*** Data for this exercise ***

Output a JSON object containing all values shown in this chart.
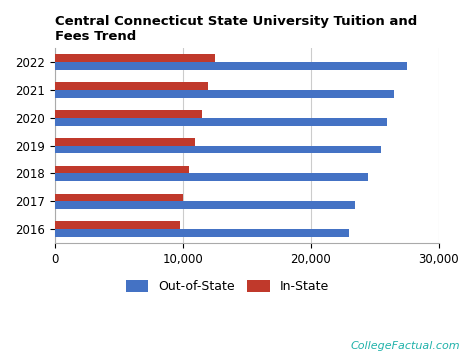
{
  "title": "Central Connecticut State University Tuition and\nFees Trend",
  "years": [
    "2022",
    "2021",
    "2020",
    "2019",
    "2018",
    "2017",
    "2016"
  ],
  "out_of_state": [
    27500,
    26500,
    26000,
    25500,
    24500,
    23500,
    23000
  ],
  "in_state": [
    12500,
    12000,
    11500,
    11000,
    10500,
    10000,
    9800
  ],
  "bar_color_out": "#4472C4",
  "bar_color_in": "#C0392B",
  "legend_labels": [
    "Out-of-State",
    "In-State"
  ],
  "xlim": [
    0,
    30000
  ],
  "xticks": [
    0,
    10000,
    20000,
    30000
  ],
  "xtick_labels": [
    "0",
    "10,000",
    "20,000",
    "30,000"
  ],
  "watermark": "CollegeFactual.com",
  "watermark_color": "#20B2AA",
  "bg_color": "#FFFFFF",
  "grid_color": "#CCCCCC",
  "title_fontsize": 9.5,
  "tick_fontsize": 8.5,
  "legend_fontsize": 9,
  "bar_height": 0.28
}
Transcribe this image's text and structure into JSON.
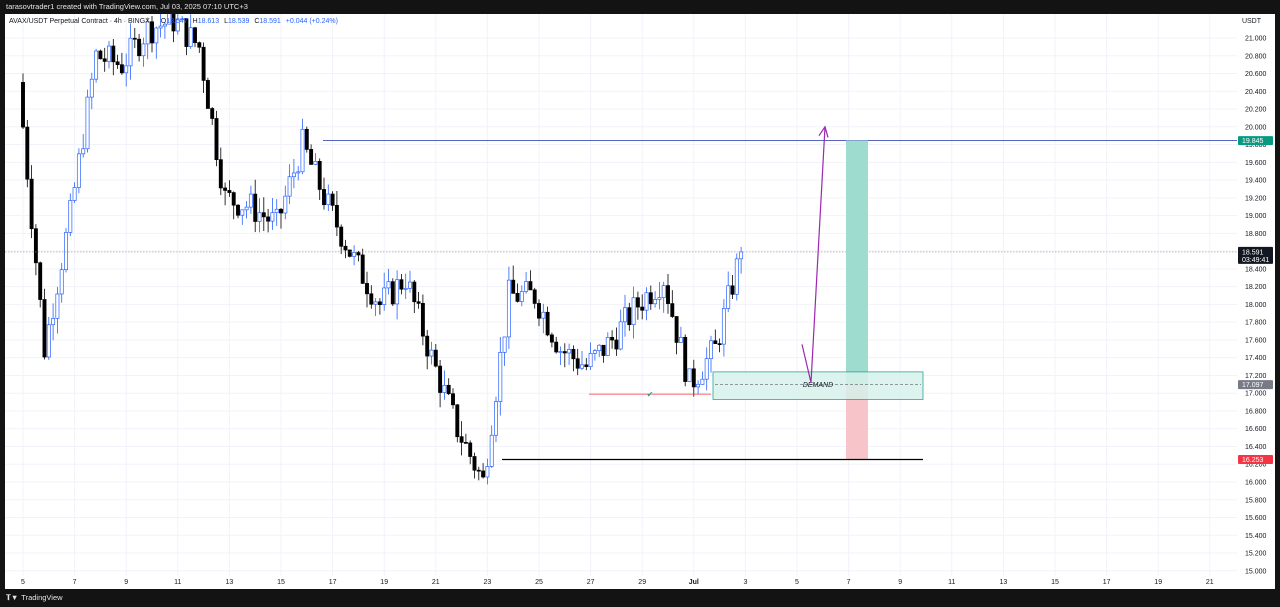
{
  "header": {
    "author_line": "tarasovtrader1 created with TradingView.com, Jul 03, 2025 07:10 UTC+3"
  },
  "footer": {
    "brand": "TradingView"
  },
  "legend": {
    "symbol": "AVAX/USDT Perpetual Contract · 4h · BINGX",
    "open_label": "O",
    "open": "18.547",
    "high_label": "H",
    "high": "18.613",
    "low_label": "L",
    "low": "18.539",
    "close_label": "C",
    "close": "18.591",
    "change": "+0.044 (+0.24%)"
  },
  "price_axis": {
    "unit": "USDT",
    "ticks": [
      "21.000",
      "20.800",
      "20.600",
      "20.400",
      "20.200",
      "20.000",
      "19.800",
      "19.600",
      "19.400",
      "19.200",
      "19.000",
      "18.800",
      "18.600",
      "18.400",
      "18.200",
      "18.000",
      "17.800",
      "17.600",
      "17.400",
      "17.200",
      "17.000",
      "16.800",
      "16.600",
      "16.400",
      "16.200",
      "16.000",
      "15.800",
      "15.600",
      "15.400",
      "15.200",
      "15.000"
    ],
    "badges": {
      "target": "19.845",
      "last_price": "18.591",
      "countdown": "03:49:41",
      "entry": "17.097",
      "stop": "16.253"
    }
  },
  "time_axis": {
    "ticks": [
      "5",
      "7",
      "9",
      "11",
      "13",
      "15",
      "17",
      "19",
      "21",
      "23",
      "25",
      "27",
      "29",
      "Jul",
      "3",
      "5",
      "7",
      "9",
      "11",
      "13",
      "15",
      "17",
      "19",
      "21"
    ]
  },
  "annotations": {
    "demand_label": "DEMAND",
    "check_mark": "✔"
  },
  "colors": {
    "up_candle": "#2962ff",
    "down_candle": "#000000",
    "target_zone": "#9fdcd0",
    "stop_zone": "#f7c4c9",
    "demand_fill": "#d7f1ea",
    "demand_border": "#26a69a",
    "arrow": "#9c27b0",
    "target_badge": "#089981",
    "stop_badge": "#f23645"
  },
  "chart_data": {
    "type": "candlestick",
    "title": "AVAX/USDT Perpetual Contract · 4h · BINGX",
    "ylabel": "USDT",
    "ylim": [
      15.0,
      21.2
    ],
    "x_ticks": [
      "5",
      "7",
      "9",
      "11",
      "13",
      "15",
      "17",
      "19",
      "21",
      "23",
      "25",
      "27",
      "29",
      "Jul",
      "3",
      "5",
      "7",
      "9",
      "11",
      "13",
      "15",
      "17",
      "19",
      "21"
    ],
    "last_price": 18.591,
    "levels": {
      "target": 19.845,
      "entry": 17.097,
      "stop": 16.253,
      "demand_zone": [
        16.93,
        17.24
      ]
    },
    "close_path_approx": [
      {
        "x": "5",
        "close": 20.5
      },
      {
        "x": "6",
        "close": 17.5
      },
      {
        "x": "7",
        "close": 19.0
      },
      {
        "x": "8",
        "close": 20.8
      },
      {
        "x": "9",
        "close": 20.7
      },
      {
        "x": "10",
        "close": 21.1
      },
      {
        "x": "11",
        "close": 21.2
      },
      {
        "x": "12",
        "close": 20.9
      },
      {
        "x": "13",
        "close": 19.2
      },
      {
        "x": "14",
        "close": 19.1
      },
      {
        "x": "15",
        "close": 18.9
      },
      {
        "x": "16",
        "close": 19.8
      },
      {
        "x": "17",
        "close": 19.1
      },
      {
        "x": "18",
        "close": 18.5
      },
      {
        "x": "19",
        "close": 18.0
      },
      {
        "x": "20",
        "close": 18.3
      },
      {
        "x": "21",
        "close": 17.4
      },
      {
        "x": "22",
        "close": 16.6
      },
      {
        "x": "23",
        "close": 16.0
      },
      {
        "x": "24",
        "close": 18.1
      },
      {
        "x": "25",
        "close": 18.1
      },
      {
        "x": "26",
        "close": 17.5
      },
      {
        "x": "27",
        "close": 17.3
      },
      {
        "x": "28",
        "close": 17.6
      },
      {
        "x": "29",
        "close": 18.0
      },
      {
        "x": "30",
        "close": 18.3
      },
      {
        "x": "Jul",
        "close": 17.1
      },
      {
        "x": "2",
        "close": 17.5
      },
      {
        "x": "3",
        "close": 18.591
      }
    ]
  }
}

***
*** Data for this exercise ***

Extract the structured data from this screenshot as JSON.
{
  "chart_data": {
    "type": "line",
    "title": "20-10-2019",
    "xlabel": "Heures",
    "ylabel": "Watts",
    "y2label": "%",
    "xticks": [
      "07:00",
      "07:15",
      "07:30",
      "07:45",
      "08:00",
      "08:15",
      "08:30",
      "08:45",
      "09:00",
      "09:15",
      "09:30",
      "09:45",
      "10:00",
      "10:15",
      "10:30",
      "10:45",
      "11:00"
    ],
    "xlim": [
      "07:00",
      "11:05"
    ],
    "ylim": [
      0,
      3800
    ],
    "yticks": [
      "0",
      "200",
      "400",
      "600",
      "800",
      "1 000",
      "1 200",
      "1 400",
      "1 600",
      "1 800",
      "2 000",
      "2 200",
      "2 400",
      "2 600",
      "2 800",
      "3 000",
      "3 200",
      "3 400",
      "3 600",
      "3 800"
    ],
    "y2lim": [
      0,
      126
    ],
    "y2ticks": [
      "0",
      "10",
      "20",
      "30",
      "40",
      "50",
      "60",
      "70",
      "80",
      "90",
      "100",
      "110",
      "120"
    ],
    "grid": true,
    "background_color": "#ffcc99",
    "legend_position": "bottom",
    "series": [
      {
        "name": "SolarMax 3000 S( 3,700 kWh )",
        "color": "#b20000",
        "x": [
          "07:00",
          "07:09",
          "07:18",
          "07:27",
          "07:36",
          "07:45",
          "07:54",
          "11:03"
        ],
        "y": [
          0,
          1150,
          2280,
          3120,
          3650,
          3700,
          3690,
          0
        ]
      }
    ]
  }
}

***
*** Data for this exercise ***

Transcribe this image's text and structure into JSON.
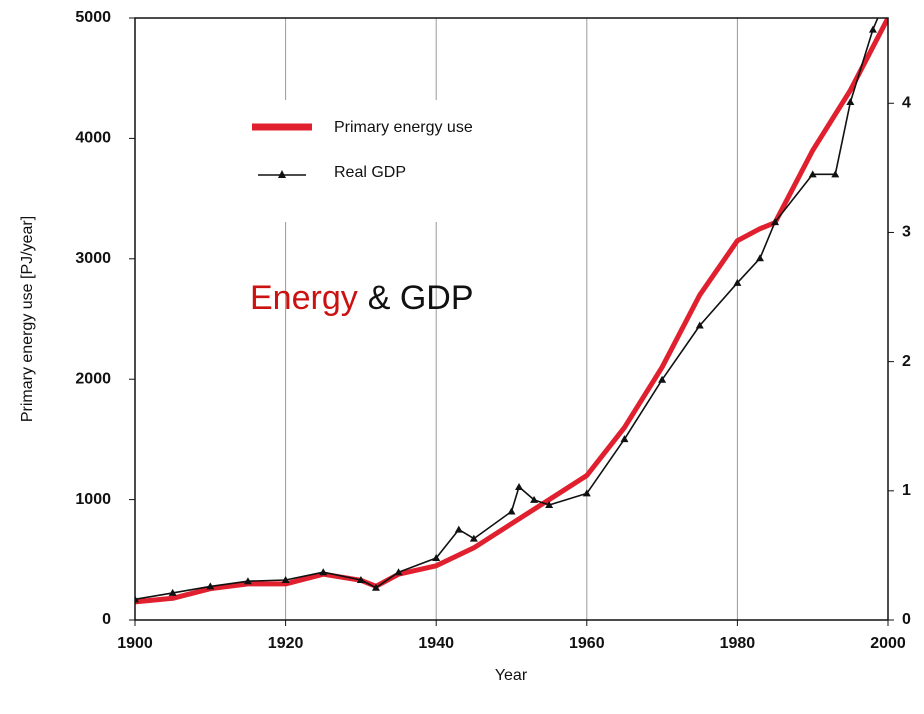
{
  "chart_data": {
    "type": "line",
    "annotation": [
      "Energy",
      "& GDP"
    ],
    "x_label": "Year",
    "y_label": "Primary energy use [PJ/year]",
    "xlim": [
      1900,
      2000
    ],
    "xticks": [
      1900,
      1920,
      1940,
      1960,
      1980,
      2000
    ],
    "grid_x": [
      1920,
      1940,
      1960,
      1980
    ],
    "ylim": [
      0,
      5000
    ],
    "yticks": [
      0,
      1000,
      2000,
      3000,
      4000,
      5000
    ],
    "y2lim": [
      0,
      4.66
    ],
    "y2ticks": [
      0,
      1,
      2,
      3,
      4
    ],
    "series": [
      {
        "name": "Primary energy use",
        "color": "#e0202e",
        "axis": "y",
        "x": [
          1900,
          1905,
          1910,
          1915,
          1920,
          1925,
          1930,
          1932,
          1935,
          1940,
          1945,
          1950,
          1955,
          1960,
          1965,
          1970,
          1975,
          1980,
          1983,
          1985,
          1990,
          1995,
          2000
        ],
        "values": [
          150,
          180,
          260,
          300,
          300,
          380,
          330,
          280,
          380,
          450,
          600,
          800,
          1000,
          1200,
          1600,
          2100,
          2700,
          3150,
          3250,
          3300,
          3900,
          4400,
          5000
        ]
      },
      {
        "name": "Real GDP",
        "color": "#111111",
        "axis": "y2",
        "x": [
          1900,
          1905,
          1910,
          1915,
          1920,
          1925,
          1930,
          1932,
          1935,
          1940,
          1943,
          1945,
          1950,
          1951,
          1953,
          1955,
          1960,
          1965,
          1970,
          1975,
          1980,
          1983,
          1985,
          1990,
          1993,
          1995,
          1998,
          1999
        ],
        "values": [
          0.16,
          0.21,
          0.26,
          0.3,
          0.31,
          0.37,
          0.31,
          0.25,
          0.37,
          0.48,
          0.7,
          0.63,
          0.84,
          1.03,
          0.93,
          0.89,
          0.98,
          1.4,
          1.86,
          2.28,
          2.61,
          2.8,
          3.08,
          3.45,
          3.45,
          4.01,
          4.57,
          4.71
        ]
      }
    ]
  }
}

***

What the exercise asks: Copy out all lines above that include the string "TradingView".

Result for this task:
    "author_line": "tarasovtrader1 created with TradingView.com, Jul 03, 2025 07:10 UTC+3"
    "brand": "TradingView"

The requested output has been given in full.